### Problem
Search the entries below. Return every line that has "gusta" in it.

### Records provided

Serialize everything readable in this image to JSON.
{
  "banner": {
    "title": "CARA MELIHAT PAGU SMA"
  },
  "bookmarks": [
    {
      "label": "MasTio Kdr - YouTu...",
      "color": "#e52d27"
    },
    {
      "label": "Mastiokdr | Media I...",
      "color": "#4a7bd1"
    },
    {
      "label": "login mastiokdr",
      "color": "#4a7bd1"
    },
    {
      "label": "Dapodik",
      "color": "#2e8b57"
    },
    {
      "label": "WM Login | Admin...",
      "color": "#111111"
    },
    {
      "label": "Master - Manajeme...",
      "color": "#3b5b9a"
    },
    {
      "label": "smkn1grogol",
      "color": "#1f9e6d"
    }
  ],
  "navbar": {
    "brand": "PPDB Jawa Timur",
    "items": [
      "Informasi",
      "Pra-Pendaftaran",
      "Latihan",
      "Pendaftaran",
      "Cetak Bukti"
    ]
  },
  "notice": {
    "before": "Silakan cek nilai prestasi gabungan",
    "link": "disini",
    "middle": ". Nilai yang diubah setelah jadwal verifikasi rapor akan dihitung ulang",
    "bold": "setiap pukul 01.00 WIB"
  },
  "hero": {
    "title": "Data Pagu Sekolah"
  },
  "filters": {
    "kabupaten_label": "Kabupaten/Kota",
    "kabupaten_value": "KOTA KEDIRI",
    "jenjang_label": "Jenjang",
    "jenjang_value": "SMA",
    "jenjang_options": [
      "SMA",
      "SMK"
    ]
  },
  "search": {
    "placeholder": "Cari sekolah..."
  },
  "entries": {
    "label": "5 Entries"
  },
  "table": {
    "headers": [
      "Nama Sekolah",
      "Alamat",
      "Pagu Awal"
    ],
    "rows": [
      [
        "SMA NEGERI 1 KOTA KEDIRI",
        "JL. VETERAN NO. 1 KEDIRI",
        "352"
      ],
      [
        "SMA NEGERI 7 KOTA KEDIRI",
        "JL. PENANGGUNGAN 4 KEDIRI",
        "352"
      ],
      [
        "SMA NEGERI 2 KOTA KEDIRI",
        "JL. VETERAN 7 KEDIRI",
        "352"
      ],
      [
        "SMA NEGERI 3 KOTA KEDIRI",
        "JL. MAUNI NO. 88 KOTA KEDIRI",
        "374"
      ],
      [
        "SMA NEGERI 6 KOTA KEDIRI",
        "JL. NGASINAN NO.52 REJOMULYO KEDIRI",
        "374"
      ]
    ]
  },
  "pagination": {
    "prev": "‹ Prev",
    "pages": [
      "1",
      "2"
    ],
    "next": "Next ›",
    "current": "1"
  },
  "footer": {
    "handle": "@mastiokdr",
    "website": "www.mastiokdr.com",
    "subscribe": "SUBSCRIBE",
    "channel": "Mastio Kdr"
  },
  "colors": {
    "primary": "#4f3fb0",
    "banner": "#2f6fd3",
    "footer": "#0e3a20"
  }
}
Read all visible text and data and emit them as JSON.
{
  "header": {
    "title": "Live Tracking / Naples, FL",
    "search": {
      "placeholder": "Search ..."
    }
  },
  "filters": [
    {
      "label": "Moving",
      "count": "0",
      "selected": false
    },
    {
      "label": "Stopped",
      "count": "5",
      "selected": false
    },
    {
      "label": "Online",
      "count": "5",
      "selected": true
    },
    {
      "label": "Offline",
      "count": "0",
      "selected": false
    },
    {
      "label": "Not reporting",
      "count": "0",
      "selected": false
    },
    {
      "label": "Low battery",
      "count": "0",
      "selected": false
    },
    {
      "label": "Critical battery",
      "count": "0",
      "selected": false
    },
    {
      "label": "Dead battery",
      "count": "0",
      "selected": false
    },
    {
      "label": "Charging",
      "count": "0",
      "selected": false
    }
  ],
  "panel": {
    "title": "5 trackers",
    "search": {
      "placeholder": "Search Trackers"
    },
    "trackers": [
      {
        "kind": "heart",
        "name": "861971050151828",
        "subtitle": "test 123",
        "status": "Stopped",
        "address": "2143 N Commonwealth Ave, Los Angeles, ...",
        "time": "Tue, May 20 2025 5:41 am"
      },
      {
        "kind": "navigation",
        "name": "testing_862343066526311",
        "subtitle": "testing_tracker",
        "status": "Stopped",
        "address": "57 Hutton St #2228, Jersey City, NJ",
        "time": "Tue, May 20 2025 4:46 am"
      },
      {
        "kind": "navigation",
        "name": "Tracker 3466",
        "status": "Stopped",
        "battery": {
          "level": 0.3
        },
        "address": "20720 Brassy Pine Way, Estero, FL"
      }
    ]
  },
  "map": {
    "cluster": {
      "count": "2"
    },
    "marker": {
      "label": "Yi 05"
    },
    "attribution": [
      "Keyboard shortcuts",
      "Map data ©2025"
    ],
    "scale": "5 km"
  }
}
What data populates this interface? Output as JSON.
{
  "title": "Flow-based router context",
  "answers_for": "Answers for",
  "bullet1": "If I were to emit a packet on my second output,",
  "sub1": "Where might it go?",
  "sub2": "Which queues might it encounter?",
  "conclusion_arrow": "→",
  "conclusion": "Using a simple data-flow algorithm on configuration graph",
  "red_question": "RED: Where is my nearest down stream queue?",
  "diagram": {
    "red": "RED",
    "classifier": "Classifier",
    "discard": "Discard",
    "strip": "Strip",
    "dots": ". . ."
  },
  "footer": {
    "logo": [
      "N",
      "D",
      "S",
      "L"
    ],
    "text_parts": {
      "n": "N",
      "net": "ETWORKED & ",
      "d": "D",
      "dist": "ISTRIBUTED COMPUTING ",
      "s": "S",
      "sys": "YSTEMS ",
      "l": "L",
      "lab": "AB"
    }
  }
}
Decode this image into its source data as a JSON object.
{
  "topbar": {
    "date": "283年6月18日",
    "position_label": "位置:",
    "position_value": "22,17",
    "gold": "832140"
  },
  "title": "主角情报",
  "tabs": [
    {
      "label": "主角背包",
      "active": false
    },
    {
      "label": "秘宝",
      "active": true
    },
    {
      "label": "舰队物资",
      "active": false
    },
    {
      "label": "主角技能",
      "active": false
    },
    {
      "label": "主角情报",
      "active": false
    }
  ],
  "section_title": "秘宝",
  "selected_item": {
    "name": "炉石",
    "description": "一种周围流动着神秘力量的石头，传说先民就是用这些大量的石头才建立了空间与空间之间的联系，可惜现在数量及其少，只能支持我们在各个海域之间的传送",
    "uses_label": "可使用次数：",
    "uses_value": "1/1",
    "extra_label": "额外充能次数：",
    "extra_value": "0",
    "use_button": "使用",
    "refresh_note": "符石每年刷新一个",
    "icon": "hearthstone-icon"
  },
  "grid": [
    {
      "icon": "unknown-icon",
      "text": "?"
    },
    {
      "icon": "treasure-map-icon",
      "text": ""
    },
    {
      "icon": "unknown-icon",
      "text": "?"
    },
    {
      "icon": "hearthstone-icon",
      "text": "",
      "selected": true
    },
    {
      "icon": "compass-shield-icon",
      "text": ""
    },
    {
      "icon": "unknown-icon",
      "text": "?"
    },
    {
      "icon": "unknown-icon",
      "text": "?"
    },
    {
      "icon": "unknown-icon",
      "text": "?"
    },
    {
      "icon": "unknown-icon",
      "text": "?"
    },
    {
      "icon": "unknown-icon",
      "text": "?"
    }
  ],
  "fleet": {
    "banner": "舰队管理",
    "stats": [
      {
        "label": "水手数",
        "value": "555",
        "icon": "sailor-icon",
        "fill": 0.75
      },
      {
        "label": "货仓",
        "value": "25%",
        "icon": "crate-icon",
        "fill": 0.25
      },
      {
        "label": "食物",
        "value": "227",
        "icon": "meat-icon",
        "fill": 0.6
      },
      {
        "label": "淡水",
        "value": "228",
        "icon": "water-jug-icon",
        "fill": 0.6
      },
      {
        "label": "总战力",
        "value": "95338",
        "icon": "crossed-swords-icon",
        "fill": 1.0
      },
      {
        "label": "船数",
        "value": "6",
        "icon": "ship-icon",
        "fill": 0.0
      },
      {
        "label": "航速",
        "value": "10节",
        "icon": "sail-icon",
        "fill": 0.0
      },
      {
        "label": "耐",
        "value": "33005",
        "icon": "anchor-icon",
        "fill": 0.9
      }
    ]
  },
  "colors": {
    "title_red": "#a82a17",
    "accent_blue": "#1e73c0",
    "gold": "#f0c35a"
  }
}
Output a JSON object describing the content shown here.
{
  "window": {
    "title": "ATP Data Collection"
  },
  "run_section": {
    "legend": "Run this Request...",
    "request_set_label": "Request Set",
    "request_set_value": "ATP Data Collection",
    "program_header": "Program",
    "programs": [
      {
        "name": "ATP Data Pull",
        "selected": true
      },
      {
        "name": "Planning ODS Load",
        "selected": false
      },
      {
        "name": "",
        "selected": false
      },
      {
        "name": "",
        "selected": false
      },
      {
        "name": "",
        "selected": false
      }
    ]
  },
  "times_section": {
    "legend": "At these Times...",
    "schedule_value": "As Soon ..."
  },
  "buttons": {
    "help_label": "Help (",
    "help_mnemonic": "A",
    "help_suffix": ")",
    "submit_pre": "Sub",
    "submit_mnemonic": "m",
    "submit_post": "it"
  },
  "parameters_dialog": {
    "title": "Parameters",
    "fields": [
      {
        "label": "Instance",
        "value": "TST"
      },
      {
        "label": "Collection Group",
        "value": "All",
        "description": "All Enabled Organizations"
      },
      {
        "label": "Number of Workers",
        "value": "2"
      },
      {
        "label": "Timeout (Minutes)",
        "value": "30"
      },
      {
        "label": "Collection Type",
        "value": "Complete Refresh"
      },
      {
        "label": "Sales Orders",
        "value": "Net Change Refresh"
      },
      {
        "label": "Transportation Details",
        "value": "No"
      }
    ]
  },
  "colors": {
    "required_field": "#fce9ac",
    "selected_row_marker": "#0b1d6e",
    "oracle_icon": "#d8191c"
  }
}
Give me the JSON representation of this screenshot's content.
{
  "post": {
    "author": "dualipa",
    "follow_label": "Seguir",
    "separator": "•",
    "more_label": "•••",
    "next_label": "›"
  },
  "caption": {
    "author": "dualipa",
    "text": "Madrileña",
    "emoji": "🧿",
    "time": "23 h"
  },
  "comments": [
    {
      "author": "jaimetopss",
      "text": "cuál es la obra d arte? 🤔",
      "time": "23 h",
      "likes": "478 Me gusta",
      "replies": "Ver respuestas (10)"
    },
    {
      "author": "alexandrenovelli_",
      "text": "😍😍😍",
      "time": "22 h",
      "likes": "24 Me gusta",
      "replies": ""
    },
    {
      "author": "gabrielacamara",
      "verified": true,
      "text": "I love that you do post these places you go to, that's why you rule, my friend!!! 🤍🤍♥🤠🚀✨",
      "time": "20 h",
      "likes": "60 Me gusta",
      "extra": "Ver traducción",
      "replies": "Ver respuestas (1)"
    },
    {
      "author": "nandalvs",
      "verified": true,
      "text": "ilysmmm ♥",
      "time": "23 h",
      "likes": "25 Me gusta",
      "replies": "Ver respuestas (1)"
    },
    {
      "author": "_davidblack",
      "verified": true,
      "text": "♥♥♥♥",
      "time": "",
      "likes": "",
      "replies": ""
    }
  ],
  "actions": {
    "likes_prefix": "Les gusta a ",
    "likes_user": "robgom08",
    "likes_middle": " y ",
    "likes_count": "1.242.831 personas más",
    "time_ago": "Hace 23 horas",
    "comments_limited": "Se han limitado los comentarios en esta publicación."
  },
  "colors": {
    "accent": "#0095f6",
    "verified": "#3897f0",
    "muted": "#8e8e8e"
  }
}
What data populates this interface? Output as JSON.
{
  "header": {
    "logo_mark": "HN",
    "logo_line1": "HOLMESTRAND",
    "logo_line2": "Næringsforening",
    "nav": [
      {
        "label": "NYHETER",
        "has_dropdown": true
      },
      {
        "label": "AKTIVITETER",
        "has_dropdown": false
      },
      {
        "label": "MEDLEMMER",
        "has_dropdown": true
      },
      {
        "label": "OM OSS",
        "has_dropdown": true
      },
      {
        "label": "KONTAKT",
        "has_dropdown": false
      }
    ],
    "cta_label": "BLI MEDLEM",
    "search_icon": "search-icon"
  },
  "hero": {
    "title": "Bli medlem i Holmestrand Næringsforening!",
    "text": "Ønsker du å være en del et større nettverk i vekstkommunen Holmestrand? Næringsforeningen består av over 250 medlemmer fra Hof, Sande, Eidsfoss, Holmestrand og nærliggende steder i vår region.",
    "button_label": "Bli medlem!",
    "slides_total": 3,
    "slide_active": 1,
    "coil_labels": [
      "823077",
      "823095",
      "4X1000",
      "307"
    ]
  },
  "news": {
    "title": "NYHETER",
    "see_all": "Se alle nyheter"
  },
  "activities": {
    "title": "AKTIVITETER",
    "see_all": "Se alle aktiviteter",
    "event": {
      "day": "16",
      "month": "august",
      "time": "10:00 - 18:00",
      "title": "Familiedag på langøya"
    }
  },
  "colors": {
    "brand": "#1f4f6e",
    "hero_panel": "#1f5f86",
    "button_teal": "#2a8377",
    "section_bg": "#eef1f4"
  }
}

### Written response
      "likes": "478 Me gusta",
      "likes": "24 Me gusta",
      "likes": "60 Me gusta",
      "likes": "25 Me gusta",
    "likes_prefix": "Les gusta a ",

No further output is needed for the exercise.